WHAT YOU SHOULD DO: Produce an exact transcription of the listing below, omitting the pictures.

● ● ● ● ●

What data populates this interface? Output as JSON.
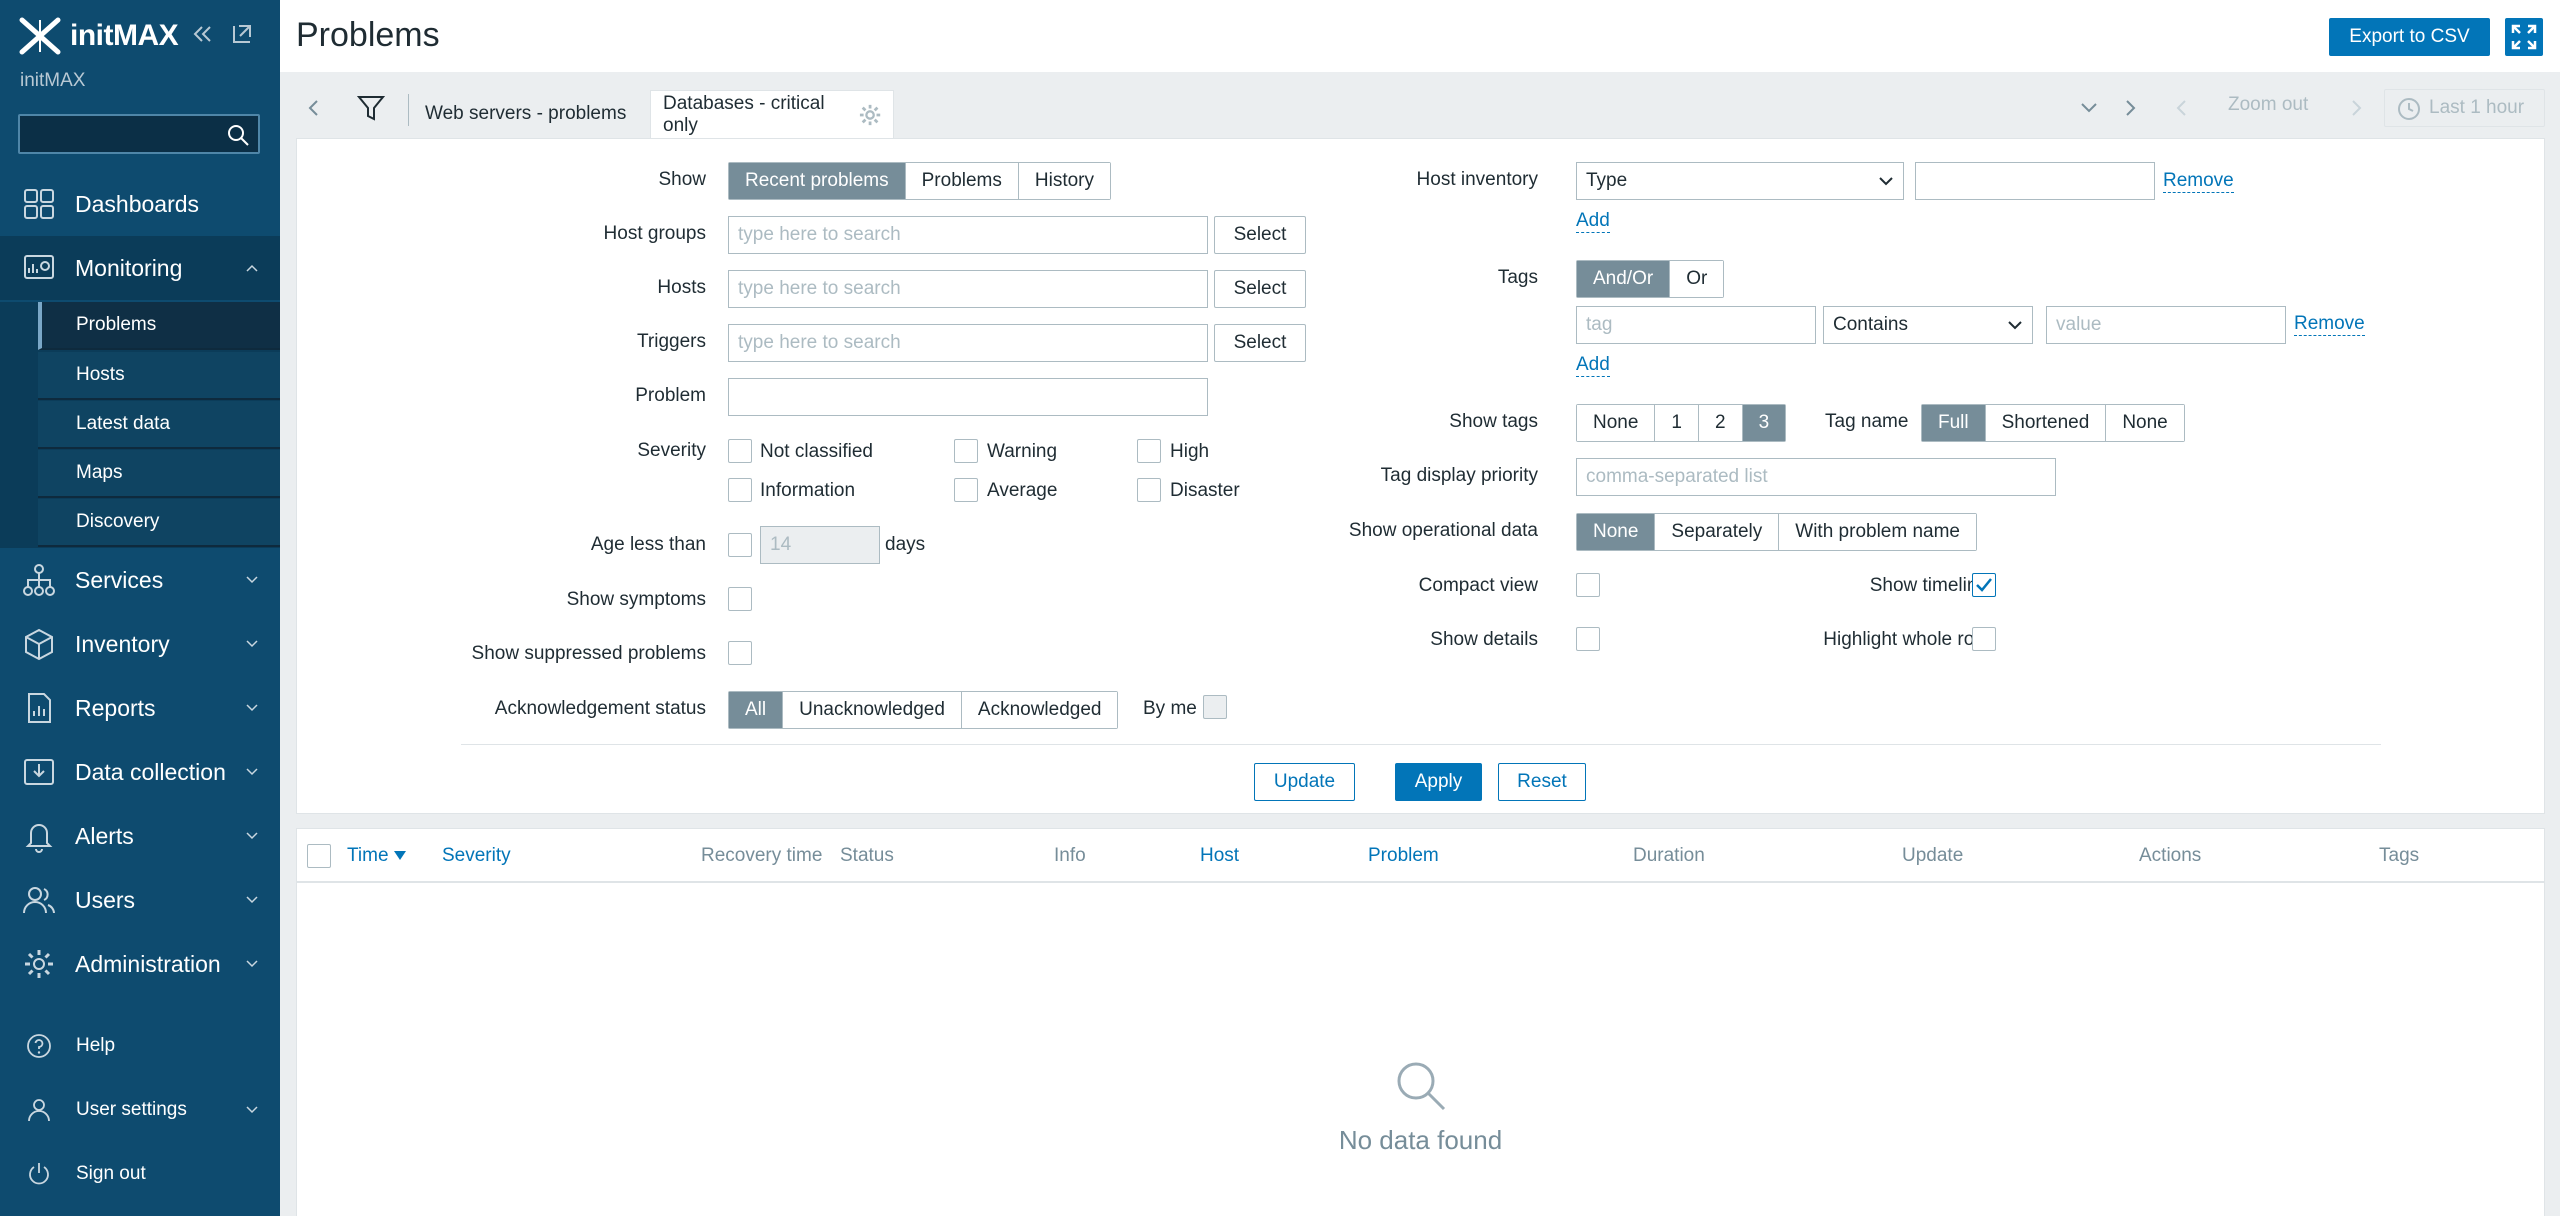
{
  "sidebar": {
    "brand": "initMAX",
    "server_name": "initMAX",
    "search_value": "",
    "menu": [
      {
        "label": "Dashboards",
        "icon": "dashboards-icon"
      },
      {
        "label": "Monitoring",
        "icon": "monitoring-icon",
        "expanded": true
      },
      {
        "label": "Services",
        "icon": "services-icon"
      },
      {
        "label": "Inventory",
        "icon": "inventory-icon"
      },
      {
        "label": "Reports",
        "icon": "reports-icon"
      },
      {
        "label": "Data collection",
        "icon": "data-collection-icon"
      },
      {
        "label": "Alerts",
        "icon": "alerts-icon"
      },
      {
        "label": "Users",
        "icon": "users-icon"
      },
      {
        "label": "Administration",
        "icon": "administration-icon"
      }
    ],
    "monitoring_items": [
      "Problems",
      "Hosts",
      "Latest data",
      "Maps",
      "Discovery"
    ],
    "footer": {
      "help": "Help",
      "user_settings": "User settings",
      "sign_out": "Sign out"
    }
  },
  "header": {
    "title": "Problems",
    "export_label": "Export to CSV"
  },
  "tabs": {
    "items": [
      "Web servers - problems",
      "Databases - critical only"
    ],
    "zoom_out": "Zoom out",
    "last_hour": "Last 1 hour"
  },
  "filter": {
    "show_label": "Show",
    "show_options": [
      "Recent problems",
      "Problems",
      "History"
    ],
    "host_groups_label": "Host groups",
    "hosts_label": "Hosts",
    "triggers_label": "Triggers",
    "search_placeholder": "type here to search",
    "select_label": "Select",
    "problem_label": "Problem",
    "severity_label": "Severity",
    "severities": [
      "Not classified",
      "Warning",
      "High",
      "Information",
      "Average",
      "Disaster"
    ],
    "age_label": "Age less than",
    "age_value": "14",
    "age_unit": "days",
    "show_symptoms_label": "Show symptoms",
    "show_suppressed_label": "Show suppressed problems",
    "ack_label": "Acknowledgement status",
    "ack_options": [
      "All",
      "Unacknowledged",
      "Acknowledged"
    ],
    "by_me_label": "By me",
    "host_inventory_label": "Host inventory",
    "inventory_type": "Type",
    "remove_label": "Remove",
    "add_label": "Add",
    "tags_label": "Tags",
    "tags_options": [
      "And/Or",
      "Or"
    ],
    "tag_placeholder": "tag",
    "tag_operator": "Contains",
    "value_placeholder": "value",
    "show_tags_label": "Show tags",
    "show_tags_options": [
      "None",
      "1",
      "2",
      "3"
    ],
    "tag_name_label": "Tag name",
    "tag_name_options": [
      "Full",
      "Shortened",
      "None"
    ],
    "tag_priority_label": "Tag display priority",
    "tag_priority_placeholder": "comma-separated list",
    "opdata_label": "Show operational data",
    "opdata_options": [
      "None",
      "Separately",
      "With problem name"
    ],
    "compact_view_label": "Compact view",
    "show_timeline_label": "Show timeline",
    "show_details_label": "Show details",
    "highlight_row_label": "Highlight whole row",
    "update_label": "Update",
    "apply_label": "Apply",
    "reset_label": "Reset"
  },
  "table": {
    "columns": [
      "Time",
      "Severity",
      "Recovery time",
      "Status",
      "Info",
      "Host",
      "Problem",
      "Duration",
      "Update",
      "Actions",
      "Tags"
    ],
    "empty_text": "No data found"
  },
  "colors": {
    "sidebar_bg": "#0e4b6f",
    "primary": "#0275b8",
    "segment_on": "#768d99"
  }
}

● ● ● ● ●

TASK SOLUTION:
What data populates this interface? Output as JSON.
{
  "sidebar": {
    "brand": "initMAX",
    "server_name": "initMAX",
    "search_value": "",
    "menu": [
      {
        "label": "Dashboards",
        "icon": "dashboards-icon"
      },
      {
        "label": "Monitoring",
        "icon": "monitoring-icon",
        "expanded": true
      },
      {
        "label": "Services",
        "icon": "services-icon"
      },
      {
        "label": "Inventory",
        "icon": "inventory-icon"
      },
      {
        "label": "Reports",
        "icon": "reports-icon"
      },
      {
        "label": "Data collection",
        "icon": "data-collection-icon"
      },
      {
        "label": "Alerts",
        "icon": "alerts-icon"
      },
      {
        "label": "Users",
        "icon": "users-icon"
      },
      {
        "label": "Administration",
        "icon": "administration-icon"
      }
    ],
    "monitoring_items": [
      "Problems",
      "Hosts",
      "Latest data",
      "Maps",
      "Discovery"
    ],
    "footer": {
      "help": "Help",
      "user_settings": "User settings",
      "sign_out": "Sign out"
    }
  },
  "header": {
    "title": "Problems",
    "export_label": "Export to CSV"
  },
  "tabs": {
    "items": [
      "Web servers - problems",
      "Databases - critical only"
    ],
    "zoom_out": "Zoom out",
    "last_hour": "Last 1 hour"
  },
  "filter": {
    "show_label": "Show",
    "show_options": [
      "Recent problems",
      "Problems",
      "History"
    ],
    "host_groups_label": "Host groups",
    "hosts_label": "Hosts",
    "triggers_label": "Triggers",
    "search_placeholder": "type here to search",
    "select_label": "Select",
    "problem_label": "Problem",
    "severity_label": "Severity",
    "severities": [
      "Not classified",
      "Warning",
      "High",
      "Information",
      "Average",
      "Disaster"
    ],
    "age_label": "Age less than",
    "age_value": "14",
    "age_unit": "days",
    "show_symptoms_label": "Show symptoms",
    "show_suppressed_label": "Show suppressed problems",
    "ack_label": "Acknowledgement status",
    "ack_options": [
      "All",
      "Unacknowledged",
      "Acknowledged"
    ],
    "by_me_label": "By me",
    "host_inventory_label": "Host inventory",
    "inventory_type": "Type",
    "remove_label": "Remove",
    "add_label": "Add",
    "tags_label": "Tags",
    "tags_options": [
      "And/Or",
      "Or"
    ],
    "tag_placeholder": "tag",
    "tag_operator": "Contains",
    "value_placeholder": "value",
    "show_tags_label": "Show tags",
    "show_tags_options": [
      "None",
      "1",
      "2",
      "3"
    ],
    "tag_name_label": "Tag name",
    "tag_name_options": [
      "Full",
      "Shortened",
      "None"
    ],
    "tag_priority_label": "Tag display priority",
    "tag_priority_placeholder": "comma-separated list",
    "opdata_label": "Show operational data",
    "opdata_options": [
      "None",
      "Separately",
      "With problem name"
    ],
    "compact_view_label": "Compact view",
    "show_timeline_label": "Show timeline",
    "show_details_label": "Show details",
    "highlight_row_label": "Highlight whole row",
    "update_label": "Update",
    "apply_label": "Apply",
    "reset_label": "Reset"
  },
  "table": {
    "columns": [
      "Time",
      "Severity",
      "Recovery time",
      "Status",
      "Info",
      "Host",
      "Problem",
      "Duration",
      "Update",
      "Actions",
      "Tags"
    ],
    "empty_text": "No data found"
  },
  "colors": {
    "sidebar_bg": "#0e4b6f",
    "primary": "#0275b8",
    "segment_on": "#768d99"
  }
}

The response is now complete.